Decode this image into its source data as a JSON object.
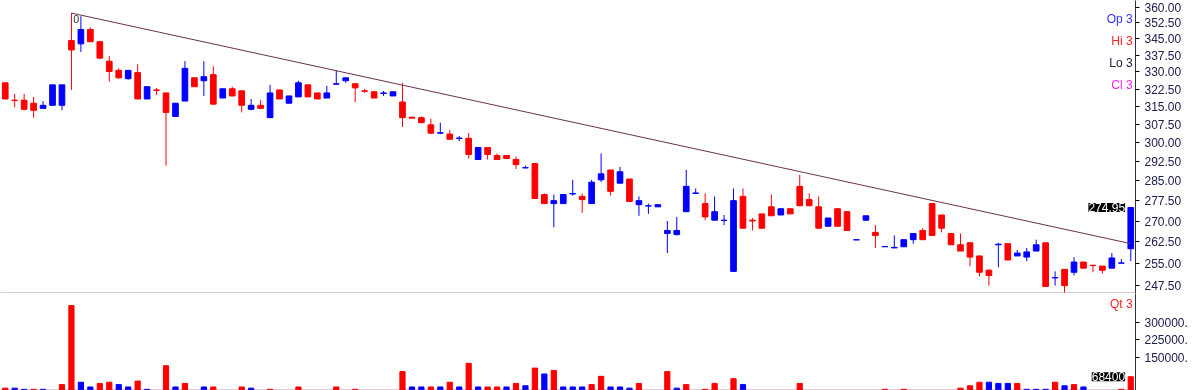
{
  "chart_data": [
    {
      "type": "candlestick",
      "log": "y",
      "ylim": [
        244.9,
        363.3
      ],
      "tick_labels": "y",
      "yticks": [
        {
          "value": 247.5,
          "label": "247.50"
        },
        {
          "value": 255,
          "label": "255.00"
        },
        {
          "value": 262.5,
          "label": "262.50"
        },
        {
          "value": 270,
          "label": "270.00"
        },
        {
          "value": 277.5,
          "label": "277.50"
        },
        {
          "value": 285,
          "label": "285.00"
        },
        {
          "value": 292.5,
          "label": "292.50"
        },
        {
          "value": 300,
          "label": "300.00"
        },
        {
          "value": 307.5,
          "label": "307.50"
        },
        {
          "value": 315,
          "label": "315.00"
        },
        {
          "value": 322.5,
          "label": "322.50"
        },
        {
          "value": 330,
          "label": "330.00"
        },
        {
          "value": 337.5,
          "label": "337.50"
        },
        {
          "value": 345,
          "label": "345.00"
        },
        {
          "value": 352.5,
          "label": "352.50"
        },
        {
          "value": 360,
          "label": "360.00"
        }
      ],
      "categories": [
        null,
        null,
        null,
        null,
        null,
        null,
        null,
        null,
        null,
        null,
        null,
        null,
        null,
        null,
        null,
        null,
        null,
        null,
        null,
        null,
        null,
        null,
        null,
        null,
        null,
        null,
        null,
        null,
        null,
        null,
        null,
        null,
        null,
        null,
        null,
        null,
        null,
        null,
        null,
        null,
        null,
        null,
        null,
        null,
        null,
        null,
        null,
        null,
        null,
        null,
        null,
        null,
        null,
        null,
        null,
        null,
        null,
        null,
        null,
        null,
        null,
        null,
        null,
        null,
        null,
        null,
        null,
        null,
        null,
        null,
        null,
        null,
        null,
        null,
        null,
        null,
        null,
        null,
        null,
        null,
        null,
        null,
        null,
        null,
        null,
        null,
        null,
        null,
        null,
        null,
        null,
        null,
        null,
        null,
        null,
        null,
        null,
        null,
        null,
        null,
        null,
        null,
        null,
        null,
        null,
        null,
        null,
        null,
        null,
        null,
        null,
        null,
        null,
        null,
        null,
        null,
        null,
        null,
        null,
        null
      ],
      "ohlc": [
        [
          325.2,
          325.2,
          318.2,
          318.2
        ],
        [
          317.7,
          320.4,
          314.7,
          317.5
        ],
        [
          317.7,
          320.4,
          313.4,
          313.8
        ],
        [
          316.4,
          319.1,
          310.3,
          313.4
        ],
        [
          314.2,
          317.3,
          314.2,
          315.5
        ],
        [
          315.5,
          324.3,
          315.5,
          324.3
        ],
        [
          315.5,
          324.3,
          313.4,
          324.3
        ],
        [
          344.2,
          357.2,
          322.1,
          339.9
        ],
        [
          342.7,
          355.7,
          339.0,
          349.4
        ],
        [
          349.4,
          350.4,
          343.7,
          343.7
        ],
        [
          343.7,
          343.7,
          335.7,
          336.2
        ],
        [
          334.8,
          337.1,
          325.7,
          330.2
        ],
        [
          330.7,
          331.6,
          327.0,
          327.4
        ],
        [
          327.0,
          330.7,
          326.6,
          330.7
        ],
        [
          329.7,
          333.4,
          318.2,
          318.2
        ],
        [
          318.2,
          323.5,
          318.2,
          323.5
        ],
        [
          322.1,
          323.0,
          319.9,
          321.9
        ],
        [
          320.8,
          320.8,
          290.9,
          312.5
        ],
        [
          310.8,
          316.4,
          310.8,
          316.4
        ],
        [
          317.3,
          334.8,
          317.3,
          331.6
        ],
        [
          327.4,
          327.4,
          323.5,
          323.5
        ],
        [
          326.1,
          334.8,
          319.5,
          327.9
        ],
        [
          328.8,
          332.5,
          316.0,
          316.0
        ],
        [
          318.6,
          322.6,
          318.6,
          322.6
        ],
        [
          322.6,
          323.5,
          319.5,
          319.5
        ],
        [
          321.7,
          321.7,
          312.5,
          315.5
        ],
        [
          313.8,
          318.2,
          313.4,
          315.5
        ],
        [
          315.5,
          317.7,
          314.2,
          314.2
        ],
        [
          310.3,
          324.3,
          310.3,
          320.8
        ],
        [
          322.1,
          322.1,
          318.2,
          318.2
        ],
        [
          316.4,
          319.5,
          316.4,
          319.5
        ],
        [
          319.1,
          326.1,
          319.1,
          325.2
        ],
        [
          324.3,
          324.3,
          319.1,
          319.1
        ],
        [
          320.8,
          320.8,
          318.2,
          318.2
        ],
        [
          318.6,
          323.9,
          318.6,
          320.8
        ],
        [
          324.6,
          330.7,
          324.6,
          324.8
        ],
        [
          326.1,
          327.4,
          325.2,
          327.4
        ],
        [
          324.8,
          324.8,
          316.9,
          323.0
        ],
        [
          321.7,
          322.6,
          320.8,
          321.5
        ],
        [
          321.3,
          321.3,
          318.6,
          318.6
        ],
        [
          320.6,
          321.7,
          319.5,
          320.8
        ],
        [
          319.5,
          321.3,
          319.5,
          321.3
        ],
        [
          316.9,
          325.2,
          306.4,
          310.3
        ],
        [
          310.5,
          310.5,
          310.1,
          310.1
        ],
        [
          310.3,
          310.8,
          308.2,
          308.2
        ],
        [
          307.3,
          309.9,
          303.5,
          303.9
        ],
        [
          303.9,
          308.2,
          303.5,
          304.1
        ],
        [
          303.5,
          305.2,
          301.4,
          301.4
        ],
        [
          301.7,
          302.7,
          300.6,
          301.9
        ],
        [
          301.8,
          303.9,
          293.7,
          295.3
        ],
        [
          293.3,
          298.1,
          293.3,
          298.1
        ],
        [
          298.1,
          298.1,
          293.3,
          295.3
        ],
        [
          294.9,
          295.7,
          293.3,
          293.3
        ],
        [
          294.9,
          294.9,
          293.7,
          293.7
        ],
        [
          293.3,
          294.5,
          289.6,
          291.3
        ],
        [
          290.0,
          290.9,
          290.0,
          290.1
        ],
        [
          291.7,
          291.7,
          278.3,
          278.3
        ],
        [
          279.8,
          280.2,
          276.4,
          276.4
        ],
        [
          276.4,
          279.8,
          267.7,
          277.5
        ],
        [
          276.4,
          279.8,
          276.4,
          279.8
        ],
        [
          280.0,
          285.4,
          279.4,
          280.2
        ],
        [
          279.1,
          280.2,
          273.0,
          277.9
        ],
        [
          276.4,
          285.4,
          276.4,
          284.5
        ],
        [
          285.4,
          295.7,
          284.5,
          287.7
        ],
        [
          289.2,
          289.2,
          279.4,
          281.0
        ],
        [
          284.1,
          290.4,
          284.1,
          288.5
        ],
        [
          285.7,
          285.7,
          277.2,
          277.2
        ],
        [
          276.0,
          279.1,
          271.9,
          277.5
        ],
        [
          275.5,
          276.4,
          272.6,
          275.6
        ],
        [
          275.2,
          276.0,
          275.2,
          276.0
        ],
        [
          265.5,
          270.0,
          258.6,
          266.6
        ],
        [
          265.1,
          271.5,
          264.8,
          266.6
        ],
        [
          273.4,
          289.2,
          273.4,
          282.9
        ],
        [
          280.2,
          282.1,
          280.2,
          280.4
        ],
        [
          276.4,
          280.2,
          270.3,
          271.5
        ],
        [
          270.3,
          279.1,
          270.3,
          273.4
        ],
        [
          270.2,
          272.2,
          268.5,
          270.3
        ],
        [
          252.3,
          282.1,
          252.3,
          277.5
        ],
        [
          279.1,
          282.1,
          267.4,
          267.4
        ],
        [
          270.3,
          271.1,
          266.6,
          270.0
        ],
        [
          272.6,
          272.6,
          267.4,
          267.4
        ],
        [
          275.2,
          279.8,
          271.9,
          271.9
        ],
        [
          272.2,
          274.5,
          272.2,
          274.5
        ],
        [
          274.5,
          274.5,
          272.6,
          272.6
        ],
        [
          282.9,
          287.3,
          275.6,
          275.6
        ],
        [
          277.9,
          280.2,
          275.6,
          275.6
        ],
        [
          275.2,
          279.1,
          267.4,
          267.4
        ],
        [
          268.1,
          271.1,
          268.1,
          271.1
        ],
        [
          274.5,
          274.5,
          268.1,
          268.1
        ],
        [
          273.4,
          273.4,
          266.6,
          266.6
        ],
        [
          263.2,
          263.3,
          263.2,
          263.3
        ],
        [
          270.3,
          271.9,
          270.0,
          271.9
        ],
        [
          265.9,
          268.5,
          260.4,
          264.8
        ],
        [
          260.8,
          260.9,
          260.8,
          260.9
        ],
        [
          260.4,
          264.8,
          260.4,
          260.6
        ],
        [
          260.8,
          263.3,
          260.8,
          263.3
        ],
        [
          263.3,
          265.5,
          261.9,
          265.5
        ],
        [
          266.6,
          267.4,
          263.3,
          263.3
        ],
        [
          276.4,
          276.4,
          264.8,
          264.8
        ],
        [
          272.2,
          272.2,
          265.9,
          267.4
        ],
        [
          265.5,
          265.5,
          261.5,
          261.5
        ],
        [
          261.5,
          265.5,
          259.3,
          259.3
        ],
        [
          262.2,
          262.2,
          254.1,
          257.2
        ],
        [
          257.6,
          257.6,
          250.6,
          252.0
        ],
        [
          252.7,
          253.0,
          247.5,
          250.9
        ],
        [
          261.5,
          262.2,
          253.7,
          261.7
        ],
        [
          261.9,
          261.9,
          256.2,
          256.2
        ],
        [
          257.6,
          259.7,
          257.6,
          258.6
        ],
        [
          257.2,
          260.4,
          255.8,
          259.0
        ],
        [
          259.3,
          263.3,
          259.3,
          261.5
        ],
        [
          262.2,
          262.2,
          247.2,
          247.2
        ],
        [
          250.1,
          252.3,
          247.5,
          250.2
        ],
        [
          253.0,
          253.0,
          245.2,
          247.5
        ],
        [
          252.0,
          257.2,
          250.9,
          255.5
        ],
        [
          255.5,
          255.5,
          253.4,
          253.4
        ],
        [
          254.4,
          254.4,
          252.0,
          254.3
        ],
        [
          254.1,
          254.1,
          251.6,
          252.7
        ],
        [
          253.4,
          258.6,
          253.4,
          256.9
        ],
        [
          255.1,
          256.5,
          255.1,
          255.2
        ],
        [
          260.1,
          275.2,
          255.8,
          274.95
        ]
      ],
      "colors": [
        "#ff0000",
        "#ff0000",
        "#ff0000",
        "#ff0000",
        "#0000ff",
        "#0000ff",
        "#0000ff",
        "#ff0000",
        "#0000ff",
        "#ff0000",
        "#ff0000",
        "#ff0000",
        "#ff0000",
        "#0000ff",
        "#ff0000",
        "#0000ff",
        "#ff0000",
        "#ff0000",
        "#0000ff",
        "#0000ff",
        "#ff0000",
        "#0000ff",
        "#ff0000",
        "#0000ff",
        "#ff0000",
        "#ff0000",
        "#0000ff",
        "#ff0000",
        "#0000ff",
        "#ff0000",
        "#0000ff",
        "#0000ff",
        "#ff0000",
        "#ff0000",
        "#0000ff",
        "#0000ff",
        "#0000ff",
        "#ff0000",
        "#ff0000",
        "#ff0000",
        "#0000ff",
        "#0000ff",
        "#ff0000",
        "#ff0000",
        "#ff0000",
        "#ff0000",
        "#0000ff",
        "#ff0000",
        "#0000ff",
        "#ff0000",
        "#0000ff",
        "#ff0000",
        "#ff0000",
        "#ff0000",
        "#ff0000",
        "#0000ff",
        "#ff0000",
        "#ff0000",
        "#0000ff",
        "#0000ff",
        "#0000ff",
        "#ff0000",
        "#0000ff",
        "#0000ff",
        "#ff0000",
        "#0000ff",
        "#ff0000",
        "#0000ff",
        "#0000ff",
        "#0000ff",
        "#0000ff",
        "#0000ff",
        "#0000ff",
        "#0000ff",
        "#ff0000",
        "#0000ff",
        "#0000ff",
        "#0000ff",
        "#ff0000",
        "#ff0000",
        "#ff0000",
        "#ff0000",
        "#0000ff",
        "#ff0000",
        "#ff0000",
        "#ff0000",
        "#ff0000",
        "#0000ff",
        "#ff0000",
        "#ff0000",
        "#0000ff",
        "#0000ff",
        "#ff0000",
        "#0000ff",
        "#0000ff",
        "#0000ff",
        "#0000ff",
        "#ff0000",
        "#ff0000",
        "#ff0000",
        "#ff0000",
        "#ff0000",
        "#ff0000",
        "#ff0000",
        "#ff0000",
        "#0000ff",
        "#ff0000",
        "#0000ff",
        "#0000ff",
        "#0000ff",
        "#ff0000",
        "#0000ff",
        "#ff0000",
        "#0000ff",
        "#ff0000",
        "#ff0000",
        "#ff0000",
        "#0000ff",
        "#0000ff",
        "#0000ff"
      ],
      "series": [
        {
          "type": "line",
          "color": "#6b3050",
          "values": [
            null,
            null,
            null,
            null,
            null,
            null,
            null,
            357.2,
            null,
            null,
            null,
            null,
            null,
            null,
            null,
            null,
            null,
            null,
            null,
            null,
            null,
            null,
            null,
            null,
            null,
            null,
            null,
            null,
            null,
            null,
            null,
            null,
            null,
            null,
            null,
            null,
            null,
            null,
            null,
            null,
            null,
            null,
            null,
            null,
            null,
            null,
            null,
            null,
            null,
            null,
            null,
            null,
            null,
            null,
            null,
            null,
            null,
            null,
            null,
            null,
            null,
            null,
            null,
            null,
            null,
            null,
            null,
            null,
            null,
            null,
            null,
            null,
            null,
            null,
            null,
            null,
            null,
            null,
            null,
            null,
            null,
            null,
            null,
            null,
            null,
            null,
            null,
            null,
            null,
            null,
            null,
            null,
            null,
            null,
            null,
            null,
            null,
            null,
            null,
            null,
            null,
            null,
            null,
            null,
            null,
            null,
            null,
            null,
            null,
            null,
            null,
            null,
            null,
            null,
            null,
            null,
            null,
            null,
            null,
            261.9
          ]
        }
      ],
      "annotations": [
        "0",
        "274.95",
        "Op 3",
        "Hi 3",
        "Lo 3",
        "Cl 3"
      ]
    },
    {
      "type": "bar",
      "ylim": [
        10000,
        421000
      ],
      "tick_labels": "y",
      "yticks": [
        {
          "value": 150000,
          "label": "150000."
        },
        {
          "value": 225000,
          "label": "225000."
        },
        {
          "value": 300000,
          "label": "300000."
        }
      ],
      "categories": [
        null,
        null,
        null,
        null,
        null,
        null,
        null,
        null,
        null,
        null,
        null,
        null,
        null,
        null,
        null,
        null,
        null,
        null,
        null,
        null,
        null,
        null,
        null,
        null,
        null,
        null,
        null,
        null,
        null,
        null,
        null,
        null,
        null,
        null,
        null,
        null,
        null,
        null,
        null,
        null,
        null,
        null,
        null,
        null,
        null,
        null,
        null,
        null,
        null,
        null,
        null,
        null,
        null,
        null,
        null,
        null,
        null,
        null,
        null,
        null,
        null,
        null,
        null,
        null,
        null,
        null,
        null,
        null,
        null,
        null,
        null,
        null,
        null,
        null,
        null,
        null,
        null,
        null,
        null,
        null,
        null,
        null,
        null,
        null,
        null,
        null,
        null,
        null,
        null,
        null,
        null,
        null,
        null,
        null,
        null,
        null,
        null,
        null,
        null,
        null,
        null,
        null,
        null,
        null,
        null,
        null,
        null,
        null,
        null,
        null,
        null,
        null,
        null,
        null,
        null,
        null,
        null,
        null,
        null,
        null
      ],
      "values": [
        20000,
        20000,
        15000,
        15000,
        15000,
        null,
        35000,
        370000,
        45000,
        25000,
        40000,
        45000,
        35000,
        25000,
        50000,
        15000,
        null,
        115000,
        25000,
        40000,
        null,
        25000,
        25000,
        null,
        null,
        25000,
        20000,
        null,
        15000,
        null,
        null,
        25000,
        null,
        null,
        null,
        25000,
        null,
        15000,
        null,
        null,
        null,
        null,
        90000,
        25000,
        25000,
        25000,
        25000,
        45000,
        25000,
        125000,
        25000,
        25000,
        25000,
        25000,
        40000,
        30000,
        105000,
        80000,
        95000,
        25000,
        25000,
        25000,
        35000,
        70000,
        25000,
        25000,
        20000,
        40000,
        null,
        null,
        90000,
        20000,
        35000,
        null,
        15000,
        40000,
        null,
        60000,
        35000,
        null,
        null,
        null,
        null,
        null,
        40000,
        null,
        null,
        null,
        null,
        null,
        null,
        null,
        null,
        15000,
        null,
        15000,
        null,
        null,
        null,
        null,
        null,
        20000,
        30000,
        45000,
        45000,
        40000,
        40000,
        40000,
        15000,
        15000,
        15000,
        45000,
        30000,
        35000,
        25000,
        null,
        null,
        null,
        15000,
        68400
      ],
      "colors": [
        "#ff0000",
        "#0000ff",
        "#0000ff",
        "#ff0000",
        "#0000ff",
        "#ff0000",
        "#ff0000",
        "#ff0000",
        "#0000ff",
        "#0000ff",
        "#ff0000",
        "#ff0000",
        "#0000ff",
        "#0000ff",
        "#ff0000",
        "#0000ff",
        "#ff0000",
        "#ff0000",
        "#0000ff",
        "#ff0000",
        "#ff0000",
        "#0000ff",
        "#ff0000",
        "#ff0000",
        "#ff0000",
        "#ff0000",
        "#0000ff",
        "#ff0000",
        "#ff0000",
        "#ff0000",
        "#ff0000",
        "#ff0000",
        "#ff0000",
        "#ff0000",
        "#ff0000",
        "#ff0000",
        "#ff0000",
        "#ff0000",
        "#ff0000",
        "#ff0000",
        "#ff0000",
        "#ff0000",
        "#ff0000",
        "#0000ff",
        "#0000ff",
        "#ff0000",
        "#0000ff",
        "#ff0000",
        "#0000ff",
        "#ff0000",
        "#0000ff",
        "#ff0000",
        "#ff0000",
        "#0000ff",
        "#ff0000",
        "#0000ff",
        "#ff0000",
        "#0000ff",
        "#ff0000",
        "#0000ff",
        "#0000ff",
        "#0000ff",
        "#ff0000",
        "#ff0000",
        "#0000ff",
        "#0000ff",
        "#0000ff",
        "#ff0000",
        "#ff0000",
        "#ff0000",
        "#ff0000",
        "#0000ff",
        "#ff0000",
        "#ff0000",
        "#ff0000",
        "#ff0000",
        "#ff0000",
        "#ff0000",
        "#0000ff",
        "#ff0000",
        "#ff0000",
        "#ff0000",
        "#ff0000",
        "#ff0000",
        "#ff0000",
        "#ff0000",
        "#ff0000",
        "#ff0000",
        "#ff0000",
        "#ff0000",
        "#ff0000",
        "#ff0000",
        "#ff0000",
        "#ff0000",
        "#ff0000",
        "#ff0000",
        "#ff0000",
        "#ff0000",
        "#ff0000",
        "#ff0000",
        "#ff0000",
        "#ff0000",
        "#ff0000",
        "#ff0000",
        "#0000ff",
        "#0000ff",
        "#0000ff",
        "#ff0000",
        "#0000ff",
        "#0000ff",
        "#0000ff",
        "#ff0000",
        "#0000ff",
        "#ff0000",
        "#0000ff",
        "#ff0000",
        "#ff0000",
        "#ff0000",
        "#ff0000",
        "#ff0000"
      ],
      "annotations": [
        "Qt 3",
        "68400"
      ]
    }
  ]
}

| SHORT PROBLEM |
Return every line in the listing that contains the word "type".

| THE RESULT |
      "type": "candlestick",
          "type": "line",
      "type": "bar",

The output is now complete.